*The records*.

------------------------------------

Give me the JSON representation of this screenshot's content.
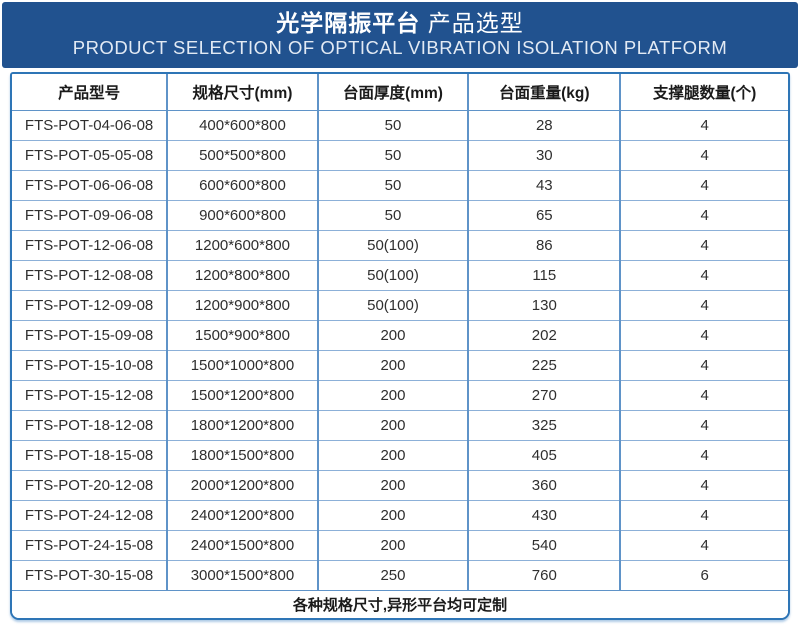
{
  "header": {
    "title_zh_bold": "光学隔振平台",
    "title_zh_rest": "产品选型",
    "title_en": "PRODUCT SELECTION OF OPTICAL VIBRATION ISOLATION PLATFORM"
  },
  "table": {
    "columns": [
      "产品型号",
      "规格尺寸(mm)",
      "台面厚度(mm)",
      "台面重量(kg)",
      "支撑腿数量(个)"
    ],
    "rows": [
      [
        "FTS-POT-04-06-08",
        "400*600*800",
        "50",
        "28",
        "4"
      ],
      [
        "FTS-POT-05-05-08",
        "500*500*800",
        "50",
        "30",
        "4"
      ],
      [
        "FTS-POT-06-06-08",
        "600*600*800",
        "50",
        "43",
        "4"
      ],
      [
        "FTS-POT-09-06-08",
        "900*600*800",
        "50",
        "65",
        "4"
      ],
      [
        "FTS-POT-12-06-08",
        "1200*600*800",
        "50(100)",
        "86",
        "4"
      ],
      [
        "FTS-POT-12-08-08",
        "1200*800*800",
        "50(100)",
        "115",
        "4"
      ],
      [
        "FTS-POT-12-09-08",
        "1200*900*800",
        "50(100)",
        "130",
        "4"
      ],
      [
        "FTS-POT-15-09-08",
        "1500*900*800",
        "200",
        "202",
        "4"
      ],
      [
        "FTS-POT-15-10-08",
        "1500*1000*800",
        "200",
        "225",
        "4"
      ],
      [
        "FTS-POT-15-12-08",
        "1500*1200*800",
        "200",
        "270",
        "4"
      ],
      [
        "FTS-POT-18-12-08",
        "1800*1200*800",
        "200",
        "325",
        "4"
      ],
      [
        "FTS-POT-18-15-08",
        "1800*1500*800",
        "200",
        "405",
        "4"
      ],
      [
        "FTS-POT-20-12-08",
        "2000*1200*800",
        "200",
        "360",
        "4"
      ],
      [
        "FTS-POT-24-12-08",
        "2400*1200*800",
        "200",
        "430",
        "4"
      ],
      [
        "FTS-POT-24-15-08",
        "2400*1500*800",
        "200",
        "540",
        "4"
      ],
      [
        "FTS-POT-30-15-08",
        "3000*1500*800",
        "250",
        "760",
        "6"
      ]
    ],
    "footer_note": "各种规格尺寸,异形平台均可定制"
  },
  "colors": {
    "banner_bg": "#21528F",
    "outer_border": "#2e75b6",
    "grid_vertical": "#5f93c8",
    "grid_horizontal": "#8cb0d8",
    "text": "#2f2f2f"
  }
}
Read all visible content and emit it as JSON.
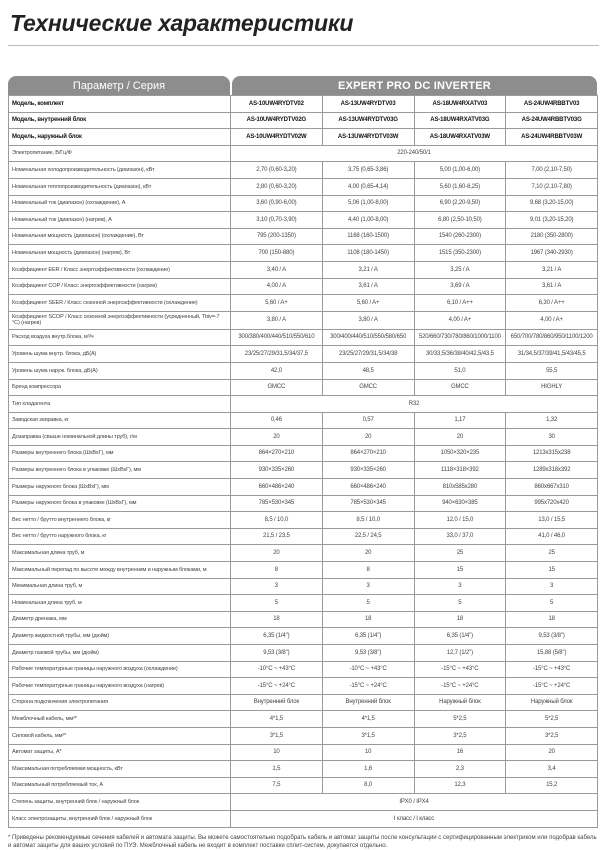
{
  "title": "Технические характеристики",
  "header": {
    "param": "Параметр / Серия",
    "series": "EXPERT PRO DC INVERTER"
  },
  "rows": [
    {
      "label": "Модель, комплект",
      "values": [
        "AS-10UW4RYDTV02",
        "AS-13UW4RYDTV03",
        "AS-18UW4RXATV03",
        "AS-24UW4RBBTV03"
      ],
      "bold": true
    },
    {
      "label": "Модель, внутренний блок",
      "values": [
        "AS-10UW4RYDTV02G",
        "AS-13UW4RYDTV03G",
        "AS-18UW4RXATV03G",
        "AS-24UW4RBBTV03G"
      ],
      "bold": true
    },
    {
      "label": "Модель, наружный блок",
      "values": [
        "AS-10UW4RYDTV02W",
        "AS-13UW4RYDTV03W",
        "AS-18UW4RXATV03W",
        "AS-24UW4RBBTV03W"
      ],
      "bold": true
    },
    {
      "label": "Электропитание, В/Гц/Ф",
      "values": [
        "220-240/50/1"
      ]
    },
    {
      "label": "Номинальная холодопроизводительность (диапазон), кВт",
      "values": [
        "2,70 (0,60-3,20)",
        "3,75 (0,65-3,86)",
        "5,00 (1,00-6,00)",
        "7,00 (2,10-7,50)"
      ]
    },
    {
      "label": "Номинальная теплопроизводительность (диапазон), кВт",
      "values": [
        "2,80 (0,60-3,20)",
        "4,00 (0,65-4,14)",
        "5,60 (1,60-6,25)",
        "7,10 (2,10-7,80)"
      ]
    },
    {
      "label": "Номинальный ток (диапазон) (охлаждение), А",
      "values": [
        "3,60 (0,90-6,00)",
        "5,06 (1,00-8,00)",
        "6,90 (2,20-9,50)",
        "9,68 (3,20-15,00)"
      ]
    },
    {
      "label": "Номинальный ток (диапазон) (нагрев), А",
      "values": [
        "3,10 (0,70-3,90)",
        "4,40 (1,00-8,00)",
        "6,80 (2,50-10,50)",
        "9,01 (3,20-15,20)"
      ]
    },
    {
      "label": "Номинальная мощность (диапазон) (охлаждение), Вт",
      "values": [
        "795 (200-1350)",
        "1168 (160-1500)",
        "1540 (260-2300)",
        "2180 (350-2800)"
      ]
    },
    {
      "label": "Номинальная мощность (диапазон) (нагрев), Вт",
      "values": [
        "700 (150-880)",
        "1108 (180-1450)",
        "1515 (350-2300)",
        "1967 (340-2930)"
      ]
    },
    {
      "label": "Коэффициент EER / Класс энергоэффективности (охлаждение)",
      "values": [
        "3,40 / A",
        "3,21 / A",
        "3,25 / A",
        "3,21 / A"
      ]
    },
    {
      "label": "Коэффициент COP / Класс энергоэффективности (нагрев)",
      "values": [
        "4,00 / A",
        "3,61 / A",
        "3,69 / A",
        "3,61 / A"
      ]
    },
    {
      "label": "Коэффициент SEER / Класс сезонной энергоэффективности (охлаждение)",
      "values": [
        "5,60 / A+",
        "5,60 / A+",
        "6,10 / A++",
        "6,30 / A++"
      ]
    },
    {
      "label": "Коэффициент SCOP / Класс сезонной энергоэффективности (усредненный, Tbiv=-7 °C) (нагрев)",
      "values": [
        "3,80 / A",
        "3,80 / A",
        "4,00 / A+",
        "4,00 / A+"
      ],
      "tall": true
    },
    {
      "label": "Расход воздуха внутр.блока, м³/ч",
      "values": [
        "300/380/400/440/510/550/610",
        "300/400/440/510/550/580/650",
        "520/660/730/780/860/1000/1100",
        "650/700/780/860/950/1100/1200"
      ]
    },
    {
      "label": "Уровень шума внутр. блока, дБ(А)",
      "values": [
        "23/25/27/29/31,5/34/37,5",
        "23/25/27/29/31,5/34/38",
        "30/33,5/36/38/40/42,5/43,5",
        "31/34,5/37/39/41,5/43/45,5"
      ]
    },
    {
      "label": "Уровень шума наруж. блока, дБ(А)",
      "values": [
        "42,0",
        "48,5",
        "51,0",
        "55,5"
      ]
    },
    {
      "label": "Бренд компрессора",
      "values": [
        "GMCC",
        "GMCC",
        "GMCC",
        "HIGHLY"
      ]
    },
    {
      "label": "Тип хладагента",
      "values": [
        "R32"
      ]
    },
    {
      "label": "Заводская заправка, кг",
      "values": [
        "0,46",
        "0,57",
        "1,17",
        "1,32"
      ]
    },
    {
      "label": "Дозаправка (свыше номинальной длины труб), г/м",
      "values": [
        "20",
        "20",
        "20",
        "30"
      ]
    },
    {
      "label": "Размеры внутреннего блока (ШхВхГ), мм",
      "values": [
        "864×270×210",
        "864×270×210",
        "1050×320×235",
        "1213x315x238"
      ]
    },
    {
      "label": "Размеры внутреннего блока в упаковке (ШхВхГ), мм",
      "values": [
        "930×335×260",
        "930×335×260",
        "1118×318×392",
        "1289x318x392"
      ]
    },
    {
      "label": "Размеры наружного блока (ШхВхГ), мм",
      "values": [
        "660×486×240",
        "660×486×240",
        "810x585x280",
        "860x667x310"
      ]
    },
    {
      "label": "Размеры наружного блока в упаковке (ШхВхГ), мм",
      "values": [
        "785×530×345",
        "785×530×345",
        "940×630×385",
        "995x720x420"
      ]
    },
    {
      "label": "Вес нетто / брутто внутреннего блока, кг",
      "values": [
        "8,5 / 10,0",
        "8,5 / 10,0",
        "12,0 / 15,0",
        "13,0 / 15,5"
      ]
    },
    {
      "label": "Вес нетто / брутто наружного блока, кг",
      "values": [
        "21,5 / 23,5",
        "22,5 / 24,5",
        "33,0 / 37,0",
        "41,0 / 46,0"
      ]
    },
    {
      "label": "Максимальная длина труб, м",
      "values": [
        "20",
        "20",
        "25",
        "25"
      ]
    },
    {
      "label": "Максимальный перепад по высоте между внутренним и наружным блоками, м",
      "values": [
        "8",
        "8",
        "15",
        "15"
      ]
    },
    {
      "label": "Минимальная длина труб, м",
      "values": [
        "3",
        "3",
        "3",
        "3"
      ]
    },
    {
      "label": "Номинальная длина труб, м",
      "values": [
        "5",
        "5",
        "5",
        "5"
      ]
    },
    {
      "label": "Диаметр дренажа, мм",
      "values": [
        "18",
        "18",
        "18",
        "18"
      ]
    },
    {
      "label": "Диаметр жидкостной трубы, мм (дюйм)",
      "values": [
        "6,35 (1/4\")",
        "6,35 (1/4\")",
        "6,35 (1/4\")",
        "9,53 (3/8\")"
      ]
    },
    {
      "label": "Диаметр газовой трубы, мм (дюйм)",
      "values": [
        "9,53 (3/8\")",
        "9,53 (3/8\")",
        "12,7 (1/2\")",
        "15,88 (5/8\")"
      ]
    },
    {
      "label": "Рабочие температурные границы наружного воздуха (охлаждение)",
      "values": [
        "-10°C ~ +43°C",
        "-10°C ~ +43°C",
        "-15°C ~ +43°C",
        "-15°C ~ +43°C"
      ]
    },
    {
      "label": "Рабочие температурные границы наружного воздуха (нагрев)",
      "values": [
        "-15°C ~ +24°C",
        "-15°C ~ +24°C",
        "-15°C ~ +24°C",
        "-15°C ~ +24°C"
      ]
    },
    {
      "label": "Сторона подключения электропитания",
      "values": [
        "Внутренний блок",
        "Внутренний блок",
        "Наружный блок",
        "Наружный блок"
      ]
    },
    {
      "label": "Межблочный кабель, мм²*",
      "values": [
        "4*1,5",
        "4*1,5",
        "5*2,5",
        "5*2,5"
      ]
    },
    {
      "label": "Силовой кабель, мм²*",
      "values": [
        "3*1,5",
        "3*1,5",
        "3*2,5",
        "3*2,5"
      ]
    },
    {
      "label": "Автомат защиты, А*",
      "values": [
        "10",
        "10",
        "16",
        "20"
      ]
    },
    {
      "label": "Максимальная потребляемая мощность, кВт",
      "values": [
        "1,5",
        "1,6",
        "2,3",
        "3,4"
      ]
    },
    {
      "label": "Максимальный потребляемый ток, А",
      "values": [
        "7,5",
        "8,0",
        "12,3",
        "15,2"
      ]
    },
    {
      "label": "Степень защиты, внутренний блок / наружный блок",
      "values": [
        "IPX0 / IPX4"
      ]
    },
    {
      "label": "Класс электрозащиты, внутренний блок / наружный блок",
      "values": [
        "I класс / I класс"
      ]
    }
  ],
  "footnote": "* Приведены рекомендуемые сечения кабелей и автомата защиты. Вы можете самостоятельно подобрать кабель и автомат защиты после консультации с сертифицированным электриком или подобрав кабель и автомат защиты для ваших условий по ПУЭ. Межблочный кабель не входит в комплект поставки сплит-систем, докупается отдельно."
}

------------------------------------

*Challenge*. List every line above that holds the word "Уровень".

*Task response*.
      "label": "Уровень шума внутр. блока, дБ(А)",
      "label": "Уровень шума наруж. блока, дБ(А)",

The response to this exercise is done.